[GIVEN PROBLEM]: Provide the count of lines that hold "Setup" and no other output.

[DATA]:
[start]

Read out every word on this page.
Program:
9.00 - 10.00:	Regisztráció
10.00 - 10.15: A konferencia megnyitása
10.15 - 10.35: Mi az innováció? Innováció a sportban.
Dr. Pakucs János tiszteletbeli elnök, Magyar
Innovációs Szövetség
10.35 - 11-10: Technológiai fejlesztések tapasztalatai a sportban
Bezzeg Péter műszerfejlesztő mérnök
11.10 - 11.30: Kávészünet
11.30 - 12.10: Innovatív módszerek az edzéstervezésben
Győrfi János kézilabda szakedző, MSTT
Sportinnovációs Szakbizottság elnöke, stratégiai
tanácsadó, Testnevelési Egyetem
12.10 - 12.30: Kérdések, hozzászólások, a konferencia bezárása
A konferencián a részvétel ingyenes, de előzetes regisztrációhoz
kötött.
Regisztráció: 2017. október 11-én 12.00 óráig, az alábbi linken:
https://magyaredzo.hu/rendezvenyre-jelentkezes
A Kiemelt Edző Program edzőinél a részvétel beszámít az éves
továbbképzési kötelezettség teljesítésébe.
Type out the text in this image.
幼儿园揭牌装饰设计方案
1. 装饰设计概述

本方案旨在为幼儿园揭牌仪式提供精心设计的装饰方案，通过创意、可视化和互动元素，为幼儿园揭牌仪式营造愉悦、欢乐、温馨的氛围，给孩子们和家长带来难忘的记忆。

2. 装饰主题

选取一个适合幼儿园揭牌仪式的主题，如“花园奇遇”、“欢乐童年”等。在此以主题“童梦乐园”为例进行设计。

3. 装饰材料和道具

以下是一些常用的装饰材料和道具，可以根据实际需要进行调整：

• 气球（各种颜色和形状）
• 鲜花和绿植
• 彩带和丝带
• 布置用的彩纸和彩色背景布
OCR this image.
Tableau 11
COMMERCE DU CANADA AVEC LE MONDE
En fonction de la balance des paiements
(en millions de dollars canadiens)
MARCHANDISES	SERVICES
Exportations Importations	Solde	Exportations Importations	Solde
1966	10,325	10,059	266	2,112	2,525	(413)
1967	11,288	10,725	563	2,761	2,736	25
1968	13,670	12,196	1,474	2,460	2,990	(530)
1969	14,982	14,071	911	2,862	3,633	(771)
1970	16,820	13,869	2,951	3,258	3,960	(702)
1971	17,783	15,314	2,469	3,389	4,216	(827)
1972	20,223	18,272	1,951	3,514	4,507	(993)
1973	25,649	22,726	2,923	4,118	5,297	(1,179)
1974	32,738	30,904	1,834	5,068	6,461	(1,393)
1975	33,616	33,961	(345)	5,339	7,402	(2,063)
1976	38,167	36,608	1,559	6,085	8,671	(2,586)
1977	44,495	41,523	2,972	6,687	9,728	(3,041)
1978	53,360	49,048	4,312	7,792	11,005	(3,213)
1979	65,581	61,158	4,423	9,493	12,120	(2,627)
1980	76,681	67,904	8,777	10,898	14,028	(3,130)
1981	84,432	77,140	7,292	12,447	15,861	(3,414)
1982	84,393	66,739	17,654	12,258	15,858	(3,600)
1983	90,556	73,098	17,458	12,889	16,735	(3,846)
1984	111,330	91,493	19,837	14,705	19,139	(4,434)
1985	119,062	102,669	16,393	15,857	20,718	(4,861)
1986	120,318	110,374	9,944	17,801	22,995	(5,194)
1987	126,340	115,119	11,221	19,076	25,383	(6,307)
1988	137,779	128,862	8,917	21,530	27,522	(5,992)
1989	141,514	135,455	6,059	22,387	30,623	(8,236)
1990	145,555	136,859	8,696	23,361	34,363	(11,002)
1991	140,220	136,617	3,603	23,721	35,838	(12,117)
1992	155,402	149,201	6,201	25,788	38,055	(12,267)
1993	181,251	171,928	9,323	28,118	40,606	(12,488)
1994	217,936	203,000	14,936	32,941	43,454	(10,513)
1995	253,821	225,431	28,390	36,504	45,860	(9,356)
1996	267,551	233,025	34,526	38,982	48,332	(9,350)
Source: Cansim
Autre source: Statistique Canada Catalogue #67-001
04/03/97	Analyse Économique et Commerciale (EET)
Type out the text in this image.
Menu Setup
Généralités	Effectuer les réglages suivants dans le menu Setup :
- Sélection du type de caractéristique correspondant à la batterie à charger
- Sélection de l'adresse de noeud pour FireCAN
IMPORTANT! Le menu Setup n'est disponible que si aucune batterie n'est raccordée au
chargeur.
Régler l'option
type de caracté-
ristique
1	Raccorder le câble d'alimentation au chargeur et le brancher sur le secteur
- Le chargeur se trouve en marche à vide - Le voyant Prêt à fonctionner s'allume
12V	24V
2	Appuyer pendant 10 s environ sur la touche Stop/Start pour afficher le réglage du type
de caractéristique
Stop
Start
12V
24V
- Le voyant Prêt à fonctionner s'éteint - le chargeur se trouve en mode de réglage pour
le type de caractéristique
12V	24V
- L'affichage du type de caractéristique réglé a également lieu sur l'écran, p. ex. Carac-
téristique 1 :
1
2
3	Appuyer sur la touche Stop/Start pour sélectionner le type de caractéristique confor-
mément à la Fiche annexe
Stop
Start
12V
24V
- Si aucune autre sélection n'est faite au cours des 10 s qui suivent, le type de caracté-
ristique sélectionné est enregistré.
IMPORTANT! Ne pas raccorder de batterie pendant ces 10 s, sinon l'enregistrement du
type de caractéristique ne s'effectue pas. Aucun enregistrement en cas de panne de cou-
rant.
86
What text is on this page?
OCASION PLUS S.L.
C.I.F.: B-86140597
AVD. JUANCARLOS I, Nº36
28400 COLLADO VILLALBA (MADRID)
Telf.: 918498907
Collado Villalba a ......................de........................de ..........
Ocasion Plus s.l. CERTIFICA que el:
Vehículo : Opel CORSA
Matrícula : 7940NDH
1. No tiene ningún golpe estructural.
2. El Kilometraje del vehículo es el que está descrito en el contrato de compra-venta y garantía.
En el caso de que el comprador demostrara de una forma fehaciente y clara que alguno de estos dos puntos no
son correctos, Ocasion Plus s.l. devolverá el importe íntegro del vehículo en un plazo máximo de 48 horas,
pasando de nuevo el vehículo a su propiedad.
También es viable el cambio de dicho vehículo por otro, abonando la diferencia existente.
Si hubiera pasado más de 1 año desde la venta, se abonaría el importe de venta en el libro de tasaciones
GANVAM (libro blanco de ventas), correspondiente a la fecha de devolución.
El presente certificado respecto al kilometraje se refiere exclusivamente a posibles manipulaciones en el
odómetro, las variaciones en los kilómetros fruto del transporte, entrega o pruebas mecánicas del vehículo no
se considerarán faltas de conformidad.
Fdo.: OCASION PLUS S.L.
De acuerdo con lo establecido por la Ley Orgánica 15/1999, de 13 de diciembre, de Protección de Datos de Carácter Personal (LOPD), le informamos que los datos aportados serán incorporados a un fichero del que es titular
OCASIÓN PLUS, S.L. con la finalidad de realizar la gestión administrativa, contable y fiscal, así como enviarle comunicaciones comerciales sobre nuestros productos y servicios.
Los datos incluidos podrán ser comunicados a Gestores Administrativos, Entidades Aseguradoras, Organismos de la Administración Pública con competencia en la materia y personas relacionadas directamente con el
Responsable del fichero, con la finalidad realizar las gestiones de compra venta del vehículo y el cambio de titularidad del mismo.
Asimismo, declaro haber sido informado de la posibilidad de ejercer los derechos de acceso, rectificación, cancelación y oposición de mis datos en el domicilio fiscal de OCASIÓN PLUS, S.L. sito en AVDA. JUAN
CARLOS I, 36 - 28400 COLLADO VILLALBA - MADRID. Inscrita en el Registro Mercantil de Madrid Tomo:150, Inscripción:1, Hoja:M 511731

[end]

[SOLUTION TO THIS TASK]: 3